(Records from a data source)
# # #

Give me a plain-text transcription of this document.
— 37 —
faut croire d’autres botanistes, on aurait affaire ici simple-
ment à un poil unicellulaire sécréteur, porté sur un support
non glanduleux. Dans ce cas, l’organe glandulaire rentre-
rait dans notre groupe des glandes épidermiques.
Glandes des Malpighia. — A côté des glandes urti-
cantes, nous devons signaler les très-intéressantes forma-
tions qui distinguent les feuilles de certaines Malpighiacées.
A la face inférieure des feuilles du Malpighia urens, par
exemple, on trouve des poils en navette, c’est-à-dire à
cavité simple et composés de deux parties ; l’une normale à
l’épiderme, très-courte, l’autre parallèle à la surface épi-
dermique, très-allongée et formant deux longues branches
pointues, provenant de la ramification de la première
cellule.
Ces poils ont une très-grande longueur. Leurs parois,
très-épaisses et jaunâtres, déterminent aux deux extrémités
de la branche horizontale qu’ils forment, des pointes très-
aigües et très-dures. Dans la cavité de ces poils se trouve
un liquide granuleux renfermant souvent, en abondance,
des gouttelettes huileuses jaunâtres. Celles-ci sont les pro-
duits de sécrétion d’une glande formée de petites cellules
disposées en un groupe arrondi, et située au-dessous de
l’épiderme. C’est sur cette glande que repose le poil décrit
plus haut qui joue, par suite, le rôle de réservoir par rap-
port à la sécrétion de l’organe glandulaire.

# # #

**Directive:**
Return nothing except the number of lines that include the string "sécrétion".

**Response to this exercise:**
2